Gather all lines from the material that contain "image".

──────── Data provided

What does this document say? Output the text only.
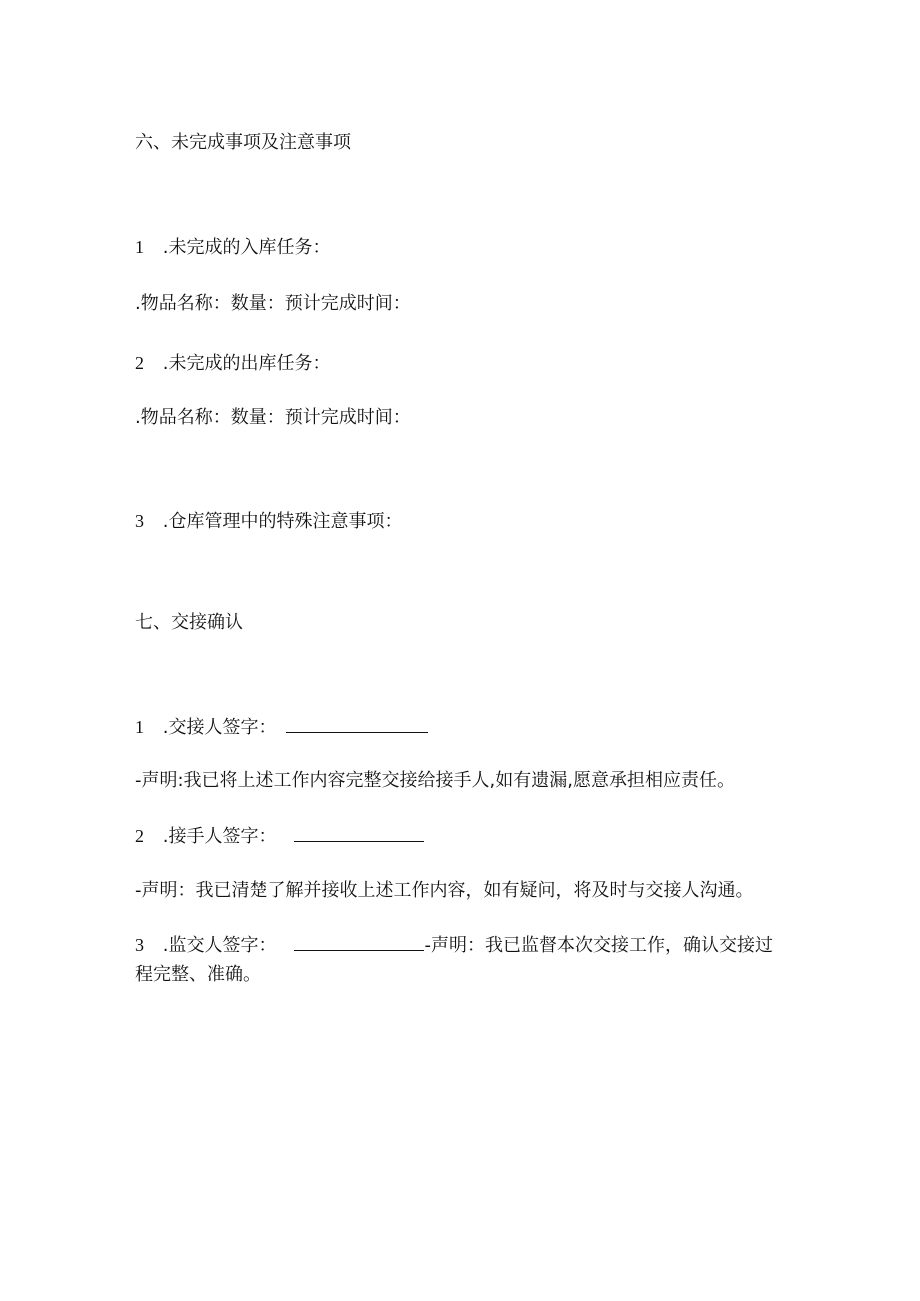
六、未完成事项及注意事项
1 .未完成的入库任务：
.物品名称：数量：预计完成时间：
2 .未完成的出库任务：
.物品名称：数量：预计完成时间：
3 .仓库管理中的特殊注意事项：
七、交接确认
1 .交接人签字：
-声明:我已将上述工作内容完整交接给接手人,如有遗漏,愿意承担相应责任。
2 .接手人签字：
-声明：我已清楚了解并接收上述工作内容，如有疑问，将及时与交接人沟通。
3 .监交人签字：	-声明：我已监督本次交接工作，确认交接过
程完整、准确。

────────────────
──────── Data provided

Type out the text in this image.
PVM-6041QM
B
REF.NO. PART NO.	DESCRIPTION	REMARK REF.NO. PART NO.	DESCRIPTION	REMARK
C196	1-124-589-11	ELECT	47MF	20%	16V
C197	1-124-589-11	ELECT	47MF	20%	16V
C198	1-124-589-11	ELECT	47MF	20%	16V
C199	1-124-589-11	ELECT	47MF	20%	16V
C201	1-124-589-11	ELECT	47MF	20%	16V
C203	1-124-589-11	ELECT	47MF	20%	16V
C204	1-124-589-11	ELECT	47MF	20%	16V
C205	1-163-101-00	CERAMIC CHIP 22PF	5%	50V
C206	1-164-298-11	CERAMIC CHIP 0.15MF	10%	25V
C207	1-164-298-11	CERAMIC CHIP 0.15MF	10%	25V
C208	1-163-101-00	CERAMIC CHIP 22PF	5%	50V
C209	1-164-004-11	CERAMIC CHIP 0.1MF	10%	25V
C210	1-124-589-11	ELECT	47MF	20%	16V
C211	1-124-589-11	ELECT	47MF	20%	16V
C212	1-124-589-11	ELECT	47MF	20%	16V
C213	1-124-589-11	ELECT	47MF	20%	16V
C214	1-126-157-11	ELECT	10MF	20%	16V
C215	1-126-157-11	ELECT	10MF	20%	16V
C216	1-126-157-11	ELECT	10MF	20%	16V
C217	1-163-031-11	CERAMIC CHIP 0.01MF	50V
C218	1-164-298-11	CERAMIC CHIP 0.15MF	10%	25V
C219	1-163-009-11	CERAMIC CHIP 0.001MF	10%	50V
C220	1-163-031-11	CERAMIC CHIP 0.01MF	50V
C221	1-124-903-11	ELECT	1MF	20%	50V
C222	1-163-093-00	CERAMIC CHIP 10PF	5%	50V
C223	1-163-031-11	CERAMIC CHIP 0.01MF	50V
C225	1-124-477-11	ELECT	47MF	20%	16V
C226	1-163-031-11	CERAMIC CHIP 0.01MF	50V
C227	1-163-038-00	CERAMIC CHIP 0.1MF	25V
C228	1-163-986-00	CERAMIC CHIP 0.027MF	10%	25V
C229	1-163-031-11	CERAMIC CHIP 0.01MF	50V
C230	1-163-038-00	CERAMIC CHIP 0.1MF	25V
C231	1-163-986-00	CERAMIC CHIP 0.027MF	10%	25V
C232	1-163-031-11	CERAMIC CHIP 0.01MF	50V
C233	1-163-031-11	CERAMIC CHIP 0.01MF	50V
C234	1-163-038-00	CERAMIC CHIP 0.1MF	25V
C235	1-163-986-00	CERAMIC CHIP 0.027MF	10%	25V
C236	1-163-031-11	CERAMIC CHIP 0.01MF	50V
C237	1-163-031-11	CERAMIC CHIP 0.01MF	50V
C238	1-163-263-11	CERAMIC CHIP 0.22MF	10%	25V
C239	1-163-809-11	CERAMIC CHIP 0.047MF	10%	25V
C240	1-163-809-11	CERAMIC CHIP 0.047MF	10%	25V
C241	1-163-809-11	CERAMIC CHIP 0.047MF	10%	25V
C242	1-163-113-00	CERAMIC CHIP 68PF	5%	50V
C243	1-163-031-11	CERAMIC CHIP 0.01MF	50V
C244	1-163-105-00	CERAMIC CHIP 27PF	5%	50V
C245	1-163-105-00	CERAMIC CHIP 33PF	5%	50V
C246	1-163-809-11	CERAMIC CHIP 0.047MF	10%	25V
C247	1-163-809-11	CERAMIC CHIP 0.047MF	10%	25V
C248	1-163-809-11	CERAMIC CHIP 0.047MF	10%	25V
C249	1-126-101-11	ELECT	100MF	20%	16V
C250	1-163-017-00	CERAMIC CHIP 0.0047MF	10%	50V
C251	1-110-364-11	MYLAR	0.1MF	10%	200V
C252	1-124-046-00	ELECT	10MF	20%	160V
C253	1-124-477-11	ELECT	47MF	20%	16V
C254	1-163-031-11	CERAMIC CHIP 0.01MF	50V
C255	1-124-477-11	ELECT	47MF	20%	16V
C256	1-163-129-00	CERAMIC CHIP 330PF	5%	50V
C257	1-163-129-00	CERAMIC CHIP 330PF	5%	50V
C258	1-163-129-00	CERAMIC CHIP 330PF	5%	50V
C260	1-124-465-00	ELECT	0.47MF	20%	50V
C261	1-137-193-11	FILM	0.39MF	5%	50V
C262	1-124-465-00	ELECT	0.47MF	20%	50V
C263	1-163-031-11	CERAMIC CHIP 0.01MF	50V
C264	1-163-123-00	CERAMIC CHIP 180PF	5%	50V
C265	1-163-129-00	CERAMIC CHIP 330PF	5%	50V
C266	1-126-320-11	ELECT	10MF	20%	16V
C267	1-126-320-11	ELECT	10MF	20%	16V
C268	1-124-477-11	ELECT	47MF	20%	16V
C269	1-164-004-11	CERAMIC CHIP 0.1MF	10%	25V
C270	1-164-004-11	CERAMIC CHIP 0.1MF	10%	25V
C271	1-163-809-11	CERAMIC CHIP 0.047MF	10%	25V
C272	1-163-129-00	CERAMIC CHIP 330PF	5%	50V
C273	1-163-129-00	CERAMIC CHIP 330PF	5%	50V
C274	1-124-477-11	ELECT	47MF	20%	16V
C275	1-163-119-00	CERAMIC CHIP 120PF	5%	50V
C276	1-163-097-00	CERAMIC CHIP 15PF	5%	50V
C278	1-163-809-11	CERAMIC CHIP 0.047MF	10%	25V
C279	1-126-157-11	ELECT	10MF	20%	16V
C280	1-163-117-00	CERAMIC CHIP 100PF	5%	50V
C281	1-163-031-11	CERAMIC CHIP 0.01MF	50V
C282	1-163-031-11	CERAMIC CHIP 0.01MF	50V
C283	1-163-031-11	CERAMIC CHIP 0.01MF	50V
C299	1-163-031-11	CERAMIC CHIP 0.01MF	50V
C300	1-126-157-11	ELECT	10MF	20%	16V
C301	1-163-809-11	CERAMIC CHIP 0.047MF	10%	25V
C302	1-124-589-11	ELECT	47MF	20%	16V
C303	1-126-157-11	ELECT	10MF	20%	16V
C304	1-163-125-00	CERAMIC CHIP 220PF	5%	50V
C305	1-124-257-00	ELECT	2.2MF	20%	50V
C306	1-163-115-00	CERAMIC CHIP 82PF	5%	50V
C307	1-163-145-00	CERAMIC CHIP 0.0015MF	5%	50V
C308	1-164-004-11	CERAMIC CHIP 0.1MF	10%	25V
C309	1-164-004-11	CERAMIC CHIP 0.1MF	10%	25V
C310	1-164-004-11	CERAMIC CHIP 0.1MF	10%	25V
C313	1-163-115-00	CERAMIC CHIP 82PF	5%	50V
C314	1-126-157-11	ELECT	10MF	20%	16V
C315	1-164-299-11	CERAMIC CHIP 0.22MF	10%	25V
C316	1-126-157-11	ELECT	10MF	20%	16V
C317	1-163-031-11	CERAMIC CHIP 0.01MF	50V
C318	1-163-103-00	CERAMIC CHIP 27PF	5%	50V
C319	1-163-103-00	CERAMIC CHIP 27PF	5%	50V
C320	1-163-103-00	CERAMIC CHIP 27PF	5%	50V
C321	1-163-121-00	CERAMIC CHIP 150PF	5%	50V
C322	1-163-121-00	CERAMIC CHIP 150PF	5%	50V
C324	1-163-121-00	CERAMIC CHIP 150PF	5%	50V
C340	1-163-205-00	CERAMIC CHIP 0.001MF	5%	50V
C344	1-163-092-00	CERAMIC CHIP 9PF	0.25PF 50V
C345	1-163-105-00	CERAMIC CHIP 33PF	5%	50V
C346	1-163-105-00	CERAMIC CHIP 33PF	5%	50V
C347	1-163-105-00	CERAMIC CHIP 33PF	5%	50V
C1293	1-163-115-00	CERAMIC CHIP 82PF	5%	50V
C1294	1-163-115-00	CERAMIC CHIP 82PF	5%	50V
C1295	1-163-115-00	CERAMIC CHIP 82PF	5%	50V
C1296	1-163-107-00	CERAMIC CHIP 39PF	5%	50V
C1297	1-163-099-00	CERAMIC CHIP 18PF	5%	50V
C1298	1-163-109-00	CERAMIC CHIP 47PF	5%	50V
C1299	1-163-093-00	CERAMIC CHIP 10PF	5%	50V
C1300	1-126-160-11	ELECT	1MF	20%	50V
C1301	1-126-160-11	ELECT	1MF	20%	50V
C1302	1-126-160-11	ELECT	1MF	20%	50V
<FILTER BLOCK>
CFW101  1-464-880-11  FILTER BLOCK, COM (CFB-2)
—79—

────────────────
──────── Data provided

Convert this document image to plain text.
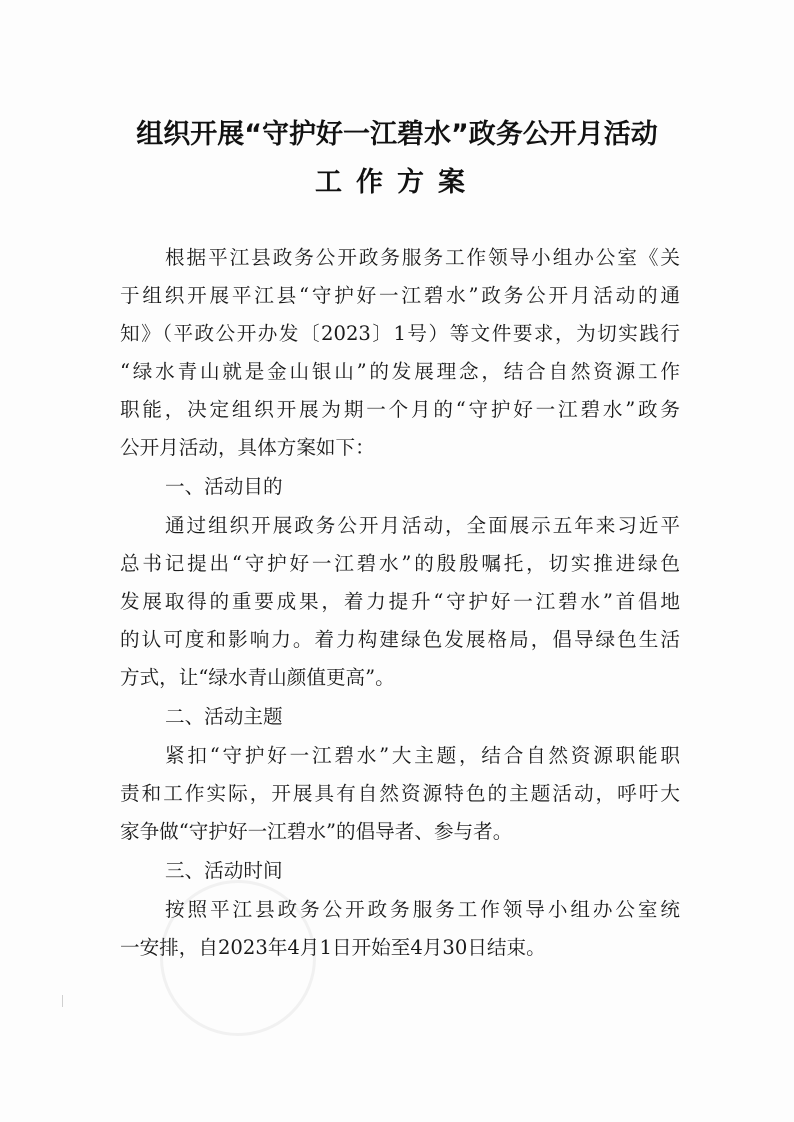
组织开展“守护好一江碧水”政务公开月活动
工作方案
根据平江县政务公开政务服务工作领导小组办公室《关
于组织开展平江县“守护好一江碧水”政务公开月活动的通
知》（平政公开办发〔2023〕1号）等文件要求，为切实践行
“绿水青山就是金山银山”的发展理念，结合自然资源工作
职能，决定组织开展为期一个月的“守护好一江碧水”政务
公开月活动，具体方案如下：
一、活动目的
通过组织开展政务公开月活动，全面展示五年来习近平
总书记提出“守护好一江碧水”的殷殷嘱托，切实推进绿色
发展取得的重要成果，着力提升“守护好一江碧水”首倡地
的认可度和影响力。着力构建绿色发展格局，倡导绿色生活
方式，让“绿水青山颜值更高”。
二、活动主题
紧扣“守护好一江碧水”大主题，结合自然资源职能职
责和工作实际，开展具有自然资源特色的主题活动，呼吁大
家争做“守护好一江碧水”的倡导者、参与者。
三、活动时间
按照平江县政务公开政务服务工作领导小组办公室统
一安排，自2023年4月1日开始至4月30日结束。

────────────────

* [Exercise solution]:
Type out the text in this image.
Convert this document image to plain text.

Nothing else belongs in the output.